(Stored records)

*****

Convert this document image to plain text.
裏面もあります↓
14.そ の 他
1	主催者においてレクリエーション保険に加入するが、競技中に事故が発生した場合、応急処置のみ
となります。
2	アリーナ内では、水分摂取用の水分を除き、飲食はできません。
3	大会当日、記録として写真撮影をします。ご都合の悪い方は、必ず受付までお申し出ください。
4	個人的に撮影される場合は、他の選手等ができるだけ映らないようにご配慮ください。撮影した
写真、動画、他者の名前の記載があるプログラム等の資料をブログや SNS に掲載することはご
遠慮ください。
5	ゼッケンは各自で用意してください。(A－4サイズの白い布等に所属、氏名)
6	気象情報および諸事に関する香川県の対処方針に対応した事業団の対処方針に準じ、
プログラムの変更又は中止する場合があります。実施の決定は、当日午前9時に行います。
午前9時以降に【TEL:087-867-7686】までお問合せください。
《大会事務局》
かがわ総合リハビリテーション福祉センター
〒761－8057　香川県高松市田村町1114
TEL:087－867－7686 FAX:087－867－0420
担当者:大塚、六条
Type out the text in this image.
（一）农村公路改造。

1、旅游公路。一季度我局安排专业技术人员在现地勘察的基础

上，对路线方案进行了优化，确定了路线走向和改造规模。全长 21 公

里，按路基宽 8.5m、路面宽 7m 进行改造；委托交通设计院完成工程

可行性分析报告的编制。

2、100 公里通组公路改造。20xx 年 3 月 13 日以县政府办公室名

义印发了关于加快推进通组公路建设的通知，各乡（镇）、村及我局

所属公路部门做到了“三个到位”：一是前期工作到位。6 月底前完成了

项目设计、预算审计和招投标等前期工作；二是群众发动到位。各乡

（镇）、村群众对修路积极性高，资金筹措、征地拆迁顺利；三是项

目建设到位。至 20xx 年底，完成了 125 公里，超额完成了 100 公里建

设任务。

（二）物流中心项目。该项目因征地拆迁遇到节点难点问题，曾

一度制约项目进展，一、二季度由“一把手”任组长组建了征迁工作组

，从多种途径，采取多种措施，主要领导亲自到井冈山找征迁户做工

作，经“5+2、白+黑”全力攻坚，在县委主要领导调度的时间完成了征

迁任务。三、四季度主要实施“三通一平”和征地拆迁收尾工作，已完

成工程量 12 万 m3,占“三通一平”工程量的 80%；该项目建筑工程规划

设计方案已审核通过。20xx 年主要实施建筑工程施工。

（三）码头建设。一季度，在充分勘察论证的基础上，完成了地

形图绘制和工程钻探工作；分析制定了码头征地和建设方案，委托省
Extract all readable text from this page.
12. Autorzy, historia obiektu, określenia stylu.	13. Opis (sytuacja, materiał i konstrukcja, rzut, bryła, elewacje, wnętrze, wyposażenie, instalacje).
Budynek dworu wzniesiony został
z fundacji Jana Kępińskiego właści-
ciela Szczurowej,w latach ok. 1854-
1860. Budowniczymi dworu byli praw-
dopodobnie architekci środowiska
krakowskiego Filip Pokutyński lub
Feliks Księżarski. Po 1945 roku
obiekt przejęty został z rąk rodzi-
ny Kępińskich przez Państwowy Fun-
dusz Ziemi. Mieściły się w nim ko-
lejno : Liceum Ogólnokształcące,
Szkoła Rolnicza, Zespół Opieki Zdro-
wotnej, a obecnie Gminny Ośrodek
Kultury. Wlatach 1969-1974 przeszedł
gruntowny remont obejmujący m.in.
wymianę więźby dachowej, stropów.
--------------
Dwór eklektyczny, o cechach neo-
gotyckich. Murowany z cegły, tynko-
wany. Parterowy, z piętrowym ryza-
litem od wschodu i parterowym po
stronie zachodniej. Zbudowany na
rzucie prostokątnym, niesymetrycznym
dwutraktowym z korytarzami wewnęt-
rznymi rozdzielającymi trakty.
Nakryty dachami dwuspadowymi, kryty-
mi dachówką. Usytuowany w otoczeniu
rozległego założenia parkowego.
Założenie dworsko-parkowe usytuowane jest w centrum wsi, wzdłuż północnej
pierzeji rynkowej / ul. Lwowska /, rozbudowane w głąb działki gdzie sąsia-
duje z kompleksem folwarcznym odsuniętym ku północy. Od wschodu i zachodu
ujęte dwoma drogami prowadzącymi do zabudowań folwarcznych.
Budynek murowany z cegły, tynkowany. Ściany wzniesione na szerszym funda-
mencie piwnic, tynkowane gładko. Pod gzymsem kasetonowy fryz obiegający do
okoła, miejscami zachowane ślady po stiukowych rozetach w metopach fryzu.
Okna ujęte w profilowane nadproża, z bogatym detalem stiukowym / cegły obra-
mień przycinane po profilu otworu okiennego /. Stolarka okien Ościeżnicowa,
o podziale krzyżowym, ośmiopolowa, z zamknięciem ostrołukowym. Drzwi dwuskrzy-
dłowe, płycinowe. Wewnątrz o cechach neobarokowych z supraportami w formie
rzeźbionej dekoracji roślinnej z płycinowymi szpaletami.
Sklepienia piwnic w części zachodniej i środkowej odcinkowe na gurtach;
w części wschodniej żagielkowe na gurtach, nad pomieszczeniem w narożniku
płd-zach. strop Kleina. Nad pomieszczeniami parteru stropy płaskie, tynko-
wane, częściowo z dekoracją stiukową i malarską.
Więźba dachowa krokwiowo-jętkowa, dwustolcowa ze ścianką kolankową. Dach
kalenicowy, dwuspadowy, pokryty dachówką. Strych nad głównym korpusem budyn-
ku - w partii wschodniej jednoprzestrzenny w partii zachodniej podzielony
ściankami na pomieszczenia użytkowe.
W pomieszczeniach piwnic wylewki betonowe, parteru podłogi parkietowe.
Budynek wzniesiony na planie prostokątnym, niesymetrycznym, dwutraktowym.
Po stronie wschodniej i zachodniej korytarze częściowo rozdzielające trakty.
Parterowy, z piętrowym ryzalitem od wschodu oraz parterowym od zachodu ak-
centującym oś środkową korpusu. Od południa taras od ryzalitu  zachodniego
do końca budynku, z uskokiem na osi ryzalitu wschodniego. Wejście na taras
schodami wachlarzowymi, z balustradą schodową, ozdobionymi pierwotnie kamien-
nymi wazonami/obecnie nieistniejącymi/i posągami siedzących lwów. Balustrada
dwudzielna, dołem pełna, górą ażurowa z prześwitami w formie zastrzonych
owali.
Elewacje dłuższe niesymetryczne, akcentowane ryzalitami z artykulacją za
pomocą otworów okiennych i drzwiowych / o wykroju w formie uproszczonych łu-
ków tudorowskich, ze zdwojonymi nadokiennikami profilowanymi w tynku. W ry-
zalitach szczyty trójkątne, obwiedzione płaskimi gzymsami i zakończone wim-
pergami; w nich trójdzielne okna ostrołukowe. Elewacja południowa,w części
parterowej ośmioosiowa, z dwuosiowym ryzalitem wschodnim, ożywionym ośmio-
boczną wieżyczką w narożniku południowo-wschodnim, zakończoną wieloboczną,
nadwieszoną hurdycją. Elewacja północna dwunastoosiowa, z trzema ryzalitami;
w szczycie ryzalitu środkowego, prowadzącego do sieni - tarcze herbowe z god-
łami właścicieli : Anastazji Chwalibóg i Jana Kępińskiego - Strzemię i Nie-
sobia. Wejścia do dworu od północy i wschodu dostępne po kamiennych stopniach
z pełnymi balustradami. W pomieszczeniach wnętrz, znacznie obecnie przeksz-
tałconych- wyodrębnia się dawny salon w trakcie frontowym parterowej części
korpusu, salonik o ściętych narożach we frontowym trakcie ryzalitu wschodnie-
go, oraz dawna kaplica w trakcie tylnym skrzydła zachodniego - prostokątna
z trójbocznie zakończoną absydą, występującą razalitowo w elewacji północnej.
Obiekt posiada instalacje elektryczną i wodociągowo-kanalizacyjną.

*****

Every entry must be output again, exactly as written above.

Response to this task:
Convert this document image to plain text.
裏面もあります↓
14.そ の 他
1	主催者においてレクリエーション保険に加入するが、競技中に事故が発生した場合、応急処置のみ
となります。
2	アリーナ内では、水分摂取用の水分を除き、飲食はできません。
3	大会当日、記録として写真撮影をします。ご都合の悪い方は、必ず受付までお申し出ください。
4	個人的に撮影される場合は、他の選手等ができるだけ映らないようにご配慮ください。撮影した
写真、動画、他者の名前の記載があるプログラム等の資料をブログや SNS に掲載することはご
遠慮ください。
5	ゼッケンは各自で用意してください。(A－4サイズの白い布等に所属、氏名)
6	気象情報および諸事に関する香川県の対処方針に対応した事業団の対処方針に準じ、
プログラムの変更又は中止する場合があります。実施の決定は、当日午前9時に行います。
午前9時以降に【TEL:087-867-7686】までお問合せください。
《大会事務局》
かがわ総合リハビリテーション福祉センター
〒761－8057　香川県高松市田村町1114
TEL:087－867－7686 FAX:087－867－0420
担当者:大塚、六条
Type out the text in this image.
（一）农村公路改造。

1、旅游公路。一季度我局安排专业技术人员在现地勘察的基础

上，对路线方案进行了优化，确定了路线走向和改造规模。全长 21 公

里，按路基宽 8.5m、路面宽 7m 进行改造；委托交通设计院完成工程

可行性分析报告的编制。

2、100 公里通组公路改造。20xx 年 3 月 13 日以县政府办公室名

义印发了关于加快推进通组公路建设的通知，各乡（镇）、村及我局

所属公路部门做到了“三个到位”：一是前期工作到位。6 月底前完成了

项目设计、预算审计和招投标等前期工作；二是群众发动到位。各乡

（镇）、村群众对修路积极性高，资金筹措、征地拆迁顺利；三是项

目建设到位。至 20xx 年底，完成了 125 公里，超额完成了 100 公里建

设任务。

（二）物流中心项目。该项目因征地拆迁遇到节点难点问题，曾

一度制约项目进展，一、二季度由“一把手”任组长组建了征迁工作组

，从多种途径，采取多种措施，主要领导亲自到井冈山找征迁户做工

作，经“5+2、白+黑”全力攻坚，在县委主要领导调度的时间完成了征

迁任务。三、四季度主要实施“三通一平”和征地拆迁收尾工作，已完

成工程量 12 万 m3,占“三通一平”工程量的 80%；该项目建筑工程规划

设计方案已审核通过。20xx 年主要实施建筑工程施工。

（三）码头建设。一季度，在充分勘察论证的基础上，完成了地

形图绘制和工程钻探工作；分析制定了码头征地和建设方案，委托省
Extract all readable text from this page.
12. Autorzy, historia obiektu, określenia stylu.	13. Opis (sytuacja, materiał i konstrukcja, rzut, bryła, elewacje, wnętrze, wyposażenie, instalacje).
Budynek dworu wzniesiony został
z fundacji Jana Kępińskiego właści-
ciela Szczurowej,w latach ok. 1854-
1860. Budowniczymi dworu byli praw-
dopodobnie architekci środowiska
krakowskiego Filip Pokutyński lub
Feliks Księżarski. Po 1945 roku
obiekt przejęty został z rąk rodzi-
ny Kępińskich przez Państwowy Fun-
dusz Ziemi. Mieściły się w nim ko-
lejno : Liceum Ogólnokształcące,
Szkoła Rolnicza, Zespół Opieki Zdro-
wotnej, a obecnie Gminny Ośrodek
Kultury. Wlatach 1969-1974 przeszedł
gruntowny remont obejmujący m.in.
wymianę więźby dachowej, stropów.
--------------
Dwór eklektyczny, o cechach neo-
gotyckich. Murowany z cegły, tynko-
wany. Parterowy, z piętrowym ryza-
litem od wschodu i parterowym po
stronie zachodniej. Zbudowany na
rzucie prostokątnym, niesymetrycznym
dwutraktowym z korytarzami wewnęt-
rznymi rozdzielającymi trakty.
Nakryty dachami dwuspadowymi, kryty-
mi dachówką. Usytuowany w otoczeniu
rozległego założenia parkowego.
Założenie dworsko-parkowe usytuowane jest w centrum wsi, wzdłuż północnej
pierzeji rynkowej / ul. Lwowska /, rozbudowane w głąb działki gdzie sąsia-
duje z kompleksem folwarcznym odsuniętym ku północy. Od wschodu i zachodu
ujęte dwoma drogami prowadzącymi do zabudowań folwarcznych.
Budynek murowany z cegły, tynkowany. Ściany wzniesione na szerszym funda-
mencie piwnic, tynkowane gładko. Pod gzymsem kasetonowy fryz obiegający do
okoła, miejscami zachowane ślady po stiukowych rozetach w metopach fryzu.
Okna ujęte w profilowane nadproża, z bogatym detalem stiukowym / cegły obra-
mień przycinane po profilu otworu okiennego /. Stolarka okien Ościeżnicowa,
o podziale krzyżowym, ośmiopolowa, z zamknięciem ostrołukowym. Drzwi dwuskrzy-
dłowe, płycinowe. Wewnątrz o cechach neobarokowych z supraportami w formie
rzeźbionej dekoracji roślinnej z płycinowymi szpaletami.
Sklepienia piwnic w części zachodniej i środkowej odcinkowe na gurtach;
w części wschodniej żagielkowe na gurtach, nad pomieszczeniem w narożniku
płd-zach. strop Kleina. Nad pomieszczeniami parteru stropy płaskie, tynko-
wane, częściowo z dekoracją stiukową i malarską.
Więźba dachowa krokwiowo-jętkowa, dwustolcowa ze ścianką kolankową. Dach
kalenicowy, dwuspadowy, pokryty dachówką. Strych nad głównym korpusem budyn-
ku - w partii wschodniej jednoprzestrzenny w partii zachodniej podzielony
ściankami na pomieszczenia użytkowe.
W pomieszczeniach piwnic wylewki betonowe, parteru podłogi parkietowe.
Budynek wzniesiony na planie prostokątnym, niesymetrycznym, dwutraktowym.
Po stronie wschodniej i zachodniej korytarze częściowo rozdzielające trakty.
Parterowy, z piętrowym ryzalitem od wschodu oraz parterowym od zachodu ak-
centującym oś środkową korpusu. Od południa taras od ryzalitu  zachodniego
do końca budynku, z uskokiem na osi ryzalitu wschodniego. Wejście na taras
schodami wachlarzowymi, z balustradą schodową, ozdobionymi pierwotnie kamien-
nymi wazonami/obecnie nieistniejącymi/i posągami siedzących lwów. Balustrada
dwudzielna, dołem pełna, górą ażurowa z prześwitami w formie zastrzonych
owali.
Elewacje dłuższe niesymetryczne, akcentowane ryzalitami z artykulacją za
pomocą otworów okiennych i drzwiowych / o wykroju w formie uproszczonych łu-
ków tudorowskich, ze zdwojonymi nadokiennikami profilowanymi w tynku. W ry-
zalitach szczyty trójkątne, obwiedzione płaskimi gzymsami i zakończone wim-
pergami; w nich trójdzielne okna ostrołukowe. Elewacja południowa,w części
parterowej ośmioosiowa, z dwuosiowym ryzalitem wschodnim, ożywionym ośmio-
boczną wieżyczką w narożniku południowo-wschodnim, zakończoną wieloboczną,
nadwieszoną hurdycją. Elewacja północna dwunastoosiowa, z trzema ryzalitami;
w szczycie ryzalitu środkowego, prowadzącego do sieni - tarcze herbowe z god-
łami właścicieli : Anastazji Chwalibóg i Jana Kępińskiego - Strzemię i Nie-
sobia. Wejścia do dworu od północy i wschodu dostępne po kamiennych stopniach
z pełnymi balustradami. W pomieszczeniach wnętrz, znacznie obecnie przeksz-
tałconych- wyodrębnia się dawny salon w trakcie frontowym parterowej części
korpusu, salonik o ściętych narożach we frontowym trakcie ryzalitu wschodnie-
go, oraz dawna kaplica w trakcie tylnym skrzydła zachodniego - prostokątna
z trójbocznie zakończoną absydą, występującą razalitowo w elewacji północnej.
Obiekt posiada instalacje elektryczną i wodociągowo-kanalizacyjną.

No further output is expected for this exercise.